■ **Excerpted data**
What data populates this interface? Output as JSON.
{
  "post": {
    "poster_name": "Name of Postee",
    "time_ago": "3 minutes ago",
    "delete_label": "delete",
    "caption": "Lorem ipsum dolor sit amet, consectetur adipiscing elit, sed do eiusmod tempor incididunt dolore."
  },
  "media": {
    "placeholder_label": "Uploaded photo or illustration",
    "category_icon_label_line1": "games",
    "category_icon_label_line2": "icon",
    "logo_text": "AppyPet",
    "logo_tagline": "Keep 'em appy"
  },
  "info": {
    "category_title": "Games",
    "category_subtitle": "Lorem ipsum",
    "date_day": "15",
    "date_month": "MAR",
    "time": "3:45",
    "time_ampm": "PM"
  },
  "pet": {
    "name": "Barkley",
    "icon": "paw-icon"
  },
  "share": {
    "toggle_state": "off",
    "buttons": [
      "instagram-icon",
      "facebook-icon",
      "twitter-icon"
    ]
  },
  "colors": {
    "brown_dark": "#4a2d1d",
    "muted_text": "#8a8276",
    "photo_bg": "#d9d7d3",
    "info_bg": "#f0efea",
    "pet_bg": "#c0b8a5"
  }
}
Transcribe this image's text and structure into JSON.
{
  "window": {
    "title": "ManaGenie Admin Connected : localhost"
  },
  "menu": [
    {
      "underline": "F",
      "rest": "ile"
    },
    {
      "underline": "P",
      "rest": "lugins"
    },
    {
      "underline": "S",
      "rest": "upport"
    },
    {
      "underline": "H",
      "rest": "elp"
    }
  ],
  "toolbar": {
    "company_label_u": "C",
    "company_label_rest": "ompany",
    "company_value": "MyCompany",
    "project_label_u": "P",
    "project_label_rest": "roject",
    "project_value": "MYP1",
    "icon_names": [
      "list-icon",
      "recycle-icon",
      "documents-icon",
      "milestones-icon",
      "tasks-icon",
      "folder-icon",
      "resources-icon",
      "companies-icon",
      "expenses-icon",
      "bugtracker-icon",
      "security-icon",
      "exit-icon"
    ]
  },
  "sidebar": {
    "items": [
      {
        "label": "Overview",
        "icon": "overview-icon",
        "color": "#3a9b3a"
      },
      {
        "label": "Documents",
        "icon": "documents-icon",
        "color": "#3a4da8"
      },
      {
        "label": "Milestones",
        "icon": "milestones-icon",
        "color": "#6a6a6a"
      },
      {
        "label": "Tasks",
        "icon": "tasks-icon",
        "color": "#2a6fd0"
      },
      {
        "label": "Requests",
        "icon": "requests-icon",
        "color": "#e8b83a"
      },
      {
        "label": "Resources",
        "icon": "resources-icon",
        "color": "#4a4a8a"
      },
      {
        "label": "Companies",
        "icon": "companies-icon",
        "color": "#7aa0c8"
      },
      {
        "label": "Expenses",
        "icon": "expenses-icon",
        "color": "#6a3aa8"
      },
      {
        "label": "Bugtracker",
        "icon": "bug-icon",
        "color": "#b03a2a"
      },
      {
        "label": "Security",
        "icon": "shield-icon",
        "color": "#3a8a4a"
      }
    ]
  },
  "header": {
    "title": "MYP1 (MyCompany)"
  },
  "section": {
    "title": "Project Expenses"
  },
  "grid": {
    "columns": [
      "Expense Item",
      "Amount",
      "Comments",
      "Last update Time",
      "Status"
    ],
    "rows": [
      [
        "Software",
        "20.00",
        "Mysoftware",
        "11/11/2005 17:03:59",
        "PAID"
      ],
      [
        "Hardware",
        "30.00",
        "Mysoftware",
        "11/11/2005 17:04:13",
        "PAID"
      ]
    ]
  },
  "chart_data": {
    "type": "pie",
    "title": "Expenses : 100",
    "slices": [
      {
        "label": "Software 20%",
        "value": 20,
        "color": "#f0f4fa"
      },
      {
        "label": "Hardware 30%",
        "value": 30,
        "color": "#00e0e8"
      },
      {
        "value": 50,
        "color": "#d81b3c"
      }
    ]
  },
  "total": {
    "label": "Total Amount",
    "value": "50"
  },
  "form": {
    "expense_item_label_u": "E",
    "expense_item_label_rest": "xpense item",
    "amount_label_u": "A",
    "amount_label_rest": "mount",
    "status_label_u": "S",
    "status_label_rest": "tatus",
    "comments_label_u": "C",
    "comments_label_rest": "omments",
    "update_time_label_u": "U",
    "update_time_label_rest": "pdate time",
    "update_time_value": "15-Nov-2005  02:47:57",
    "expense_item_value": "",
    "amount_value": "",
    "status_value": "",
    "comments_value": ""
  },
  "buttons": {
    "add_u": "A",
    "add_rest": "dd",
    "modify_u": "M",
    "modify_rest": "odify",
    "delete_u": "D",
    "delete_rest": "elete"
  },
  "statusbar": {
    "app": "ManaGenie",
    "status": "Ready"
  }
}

■ **Goal**
Give back the whole listing, word for word.

■ **Solution to this problem**
What data populates this interface? Output as JSON.
{
  "post": {
    "poster_name": "Name of Postee",
    "time_ago": "3 minutes ago",
    "delete_label": "delete",
    "caption": "Lorem ipsum dolor sit amet, consectetur adipiscing elit, sed do eiusmod tempor incididunt dolore."
  },
  "media": {
    "placeholder_label": "Uploaded photo or illustration",
    "category_icon_label_line1": "games",
    "category_icon_label_line2": "icon",
    "logo_text": "AppyPet",
    "logo_tagline": "Keep 'em appy"
  },
  "info": {
    "category_title": "Games",
    "category_subtitle": "Lorem ipsum",
    "date_day": "15",
    "date_month": "MAR",
    "time": "3:45",
    "time_ampm": "PM"
  },
  "pet": {
    "name": "Barkley",
    "icon": "paw-icon"
  },
  "share": {
    "toggle_state": "off",
    "buttons": [
      "instagram-icon",
      "facebook-icon",
      "twitter-icon"
    ]
  },
  "colors": {
    "brown_dark": "#4a2d1d",
    "muted_text": "#8a8276",
    "photo_bg": "#d9d7d3",
    "info_bg": "#f0efea",
    "pet_bg": "#c0b8a5"
  }
}
Transcribe this image's text and structure into JSON.
{
  "window": {
    "title": "ManaGenie Admin Connected : localhost"
  },
  "menu": [
    {
      "underline": "F",
      "rest": "ile"
    },
    {
      "underline": "P",
      "rest": "lugins"
    },
    {
      "underline": "S",
      "rest": "upport"
    },
    {
      "underline": "H",
      "rest": "elp"
    }
  ],
  "toolbar": {
    "company_label_u": "C",
    "company_label_rest": "ompany",
    "company_value": "MyCompany",
    "project_label_u": "P",
    "project_label_rest": "roject",
    "project_value": "MYP1",
    "icon_names": [
      "list-icon",
      "recycle-icon",
      "documents-icon",
      "milestones-icon",
      "tasks-icon",
      "folder-icon",
      "resources-icon",
      "companies-icon",
      "expenses-icon",
      "bugtracker-icon",
      "security-icon",
      "exit-icon"
    ]
  },
  "sidebar": {
    "items": [
      {
        "label": "Overview",
        "icon": "overview-icon",
        "color": "#3a9b3a"
      },
      {
        "label": "Documents",
        "icon": "documents-icon",
        "color": "#3a4da8"
      },
      {
        "label": "Milestones",
        "icon": "milestones-icon",
        "color": "#6a6a6a"
      },
      {
        "label": "Tasks",
        "icon": "tasks-icon",
        "color": "#2a6fd0"
      },
      {
        "label": "Requests",
        "icon": "requests-icon",
        "color": "#e8b83a"
      },
      {
        "label": "Resources",
        "icon": "resources-icon",
        "color": "#4a4a8a"
      },
      {
        "label": "Companies",
        "icon": "companies-icon",
        "color": "#7aa0c8"
      },
      {
        "label": "Expenses",
        "icon": "expenses-icon",
        "color": "#6a3aa8"
      },
      {
        "label": "Bugtracker",
        "icon": "bug-icon",
        "color": "#b03a2a"
      },
      {
        "label": "Security",
        "icon": "shield-icon",
        "color": "#3a8a4a"
      }
    ]
  },
  "header": {
    "title": "MYP1 (MyCompany)"
  },
  "section": {
    "title": "Project Expenses"
  },
  "grid": {
    "columns": [
      "Expense Item",
      "Amount",
      "Comments",
      "Last update Time",
      "Status"
    ],
    "rows": [
      [
        "Software",
        "20.00",
        "Mysoftware",
        "11/11/2005 17:03:59",
        "PAID"
      ],
      [
        "Hardware",
        "30.00",
        "Mysoftware",
        "11/11/2005 17:04:13",
        "PAID"
      ]
    ]
  },
  "chart_data": {
    "type": "pie",
    "title": "Expenses : 100",
    "slices": [
      {
        "label": "Software 20%",
        "value": 20,
        "color": "#f0f4fa"
      },
      {
        "label": "Hardware 30%",
        "value": 30,
        "color": "#00e0e8"
      },
      {
        "value": 50,
        "color": "#d81b3c"
      }
    ]
  },
  "total": {
    "label": "Total Amount",
    "value": "50"
  },
  "form": {
    "expense_item_label_u": "E",
    "expense_item_label_rest": "xpense item",
    "amount_label_u": "A",
    "amount_label_rest": "mount",
    "status_label_u": "S",
    "status_label_rest": "tatus",
    "comments_label_u": "C",
    "comments_label_rest": "omments",
    "update_time_label_u": "U",
    "update_time_label_rest": "pdate time",
    "update_time_value": "15-Nov-2005  02:47:57",
    "expense_item_value": "",
    "amount_value": "",
    "status_value": "",
    "comments_value": ""
  },
  "buttons": {
    "add_u": "A",
    "add_rest": "dd",
    "modify_u": "M",
    "modify_rest": "odify",
    "delete_u": "D",
    "delete_rest": "elete"
  },
  "statusbar": {
    "app": "ManaGenie",
    "status": "Ready"
  }
}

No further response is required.